** start of SELECTED EXCERPT **

So Romilly has escaped from the EVVVVIL CHANCELLOR and has made her way back to base camp with the goodies, and of course, she’s done things magnificently. Why, you expected anything different?

“Thank you, chiya. I sent you on a difficult and dangerous mission, where I had no right at all to send you, and you carried it off as well as any diplomatic courier could have done. Perhaps I should find work better suited to you than working with the dumb beasts.” (Pg. 638)

No. Just…NO. On a side note, observe how the great MZB insists on telling us how great and wonderful Romilly is through the mouths of her other characters, against all evidence to the contrary in her actions. This is made even worse when at least half of her “accomplishments” are obviously contrived, or she had no need to work for them at all.

In any case, Romilly’s just settled down when she’s informed by one of the other women that she’s to leave that night with Jandria. Why?

Jandria said, “what Lyondri said to you, Romy, was a message; he knows that I am here; no doubt he had you followed to see where the Sisterhood’s hostel was located outside the walls of Hali. (B-b-but wasn’t it just bloody mentioned in the last chapter that Hali didn’t have any walls? The fuck?) Simply by being here, I endanger the Sisterhood, who have taken no part in this war; (weren’t they marching with the REEL KEENG’S armies?) but I am kin to Orain through me, might think I know more of Orain’s plans—or Carolin’s—then I really do. I must heave here at once, so that if Rakhals men under Lyondri come here to seek me, they can say truthfully, and maintain, even if they should be questioned by a leronis who can read their thoughts, that they have no knowledge of where I have gone, or where Carolin’s man, or Orain, may be gathered. And I am taking you with me, for fear Lyondri might try to lay hands on you, too.” (Pg. 639-640)

Uh, the fuck? If she knew that she were putting not just herself, but countless other people in danger just by going close to Hali, then why the FUCK would she go in the first place? A promise made? Come on, she could have dispatched someone trusted to bring Caryl back—even Romilly herself—and that would have been the end of the matter. But of course, we can’t let LOGIC and SENSIBILITY get in the way of a poorly-contrived method of bringing Romilly to another place to begin another plot arc, and so they ride off into the night.

** end of SELECTED EXCERPT **

▶ WHAT YOU NEED TO DO: Write out the commentary again, beginning at the words "So Romilly has" and stopping after "expected anything different?", and substitute "headquarters" for "base camp".

** start of EXTRACTED RECORDS **

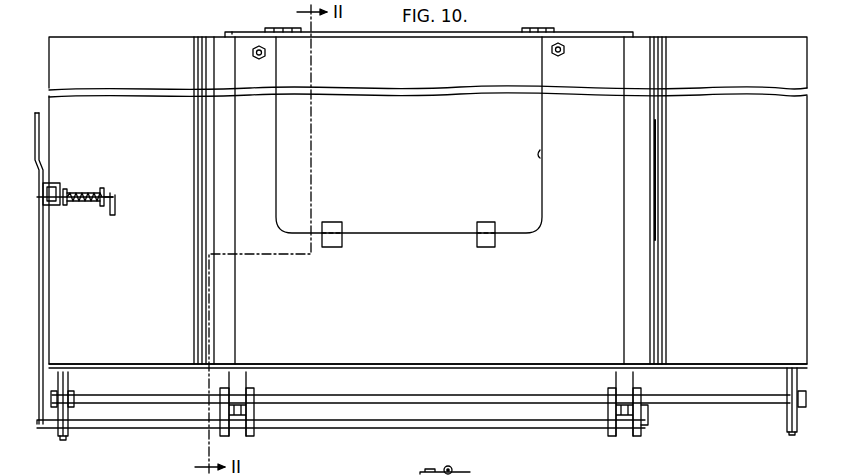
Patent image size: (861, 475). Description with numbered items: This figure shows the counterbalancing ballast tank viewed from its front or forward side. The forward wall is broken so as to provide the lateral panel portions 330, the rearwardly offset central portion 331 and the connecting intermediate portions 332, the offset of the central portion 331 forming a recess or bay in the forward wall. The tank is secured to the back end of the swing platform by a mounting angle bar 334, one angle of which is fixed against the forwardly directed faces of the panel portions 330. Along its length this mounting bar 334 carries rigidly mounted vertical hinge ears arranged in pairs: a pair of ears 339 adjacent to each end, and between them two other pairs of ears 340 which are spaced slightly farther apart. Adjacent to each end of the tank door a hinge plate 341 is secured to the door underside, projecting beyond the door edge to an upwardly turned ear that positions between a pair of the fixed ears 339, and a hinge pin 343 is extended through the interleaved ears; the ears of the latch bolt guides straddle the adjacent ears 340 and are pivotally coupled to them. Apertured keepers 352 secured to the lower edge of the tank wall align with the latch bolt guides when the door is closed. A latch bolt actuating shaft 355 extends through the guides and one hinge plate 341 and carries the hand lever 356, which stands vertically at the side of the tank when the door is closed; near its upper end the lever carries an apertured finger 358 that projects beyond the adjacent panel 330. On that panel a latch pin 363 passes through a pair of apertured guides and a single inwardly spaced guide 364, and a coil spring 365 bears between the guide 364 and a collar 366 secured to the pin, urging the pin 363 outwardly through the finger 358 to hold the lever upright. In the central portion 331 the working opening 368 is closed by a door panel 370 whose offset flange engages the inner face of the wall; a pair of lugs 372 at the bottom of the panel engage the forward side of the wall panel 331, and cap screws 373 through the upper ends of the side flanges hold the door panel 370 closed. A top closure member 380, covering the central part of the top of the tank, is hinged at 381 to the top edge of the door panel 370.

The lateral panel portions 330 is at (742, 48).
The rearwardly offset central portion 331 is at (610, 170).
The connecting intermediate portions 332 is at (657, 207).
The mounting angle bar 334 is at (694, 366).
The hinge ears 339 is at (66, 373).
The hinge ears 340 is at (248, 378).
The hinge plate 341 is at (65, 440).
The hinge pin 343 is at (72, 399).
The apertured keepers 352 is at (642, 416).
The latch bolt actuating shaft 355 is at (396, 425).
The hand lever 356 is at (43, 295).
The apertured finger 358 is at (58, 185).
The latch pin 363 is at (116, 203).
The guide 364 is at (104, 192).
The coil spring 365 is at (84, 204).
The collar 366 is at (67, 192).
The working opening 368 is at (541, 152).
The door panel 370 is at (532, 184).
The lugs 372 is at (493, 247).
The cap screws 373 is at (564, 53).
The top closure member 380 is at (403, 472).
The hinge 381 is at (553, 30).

** end of EXTRACTED RECORDS **

▶ ANSWER TO THIS PROBLEM:
So Romilly has escaped from the EVVVVIL CHANCELLOR and has made her way back to headquarters with the goodies, and of course, she’s done things magnificently. Why, you expected anything different?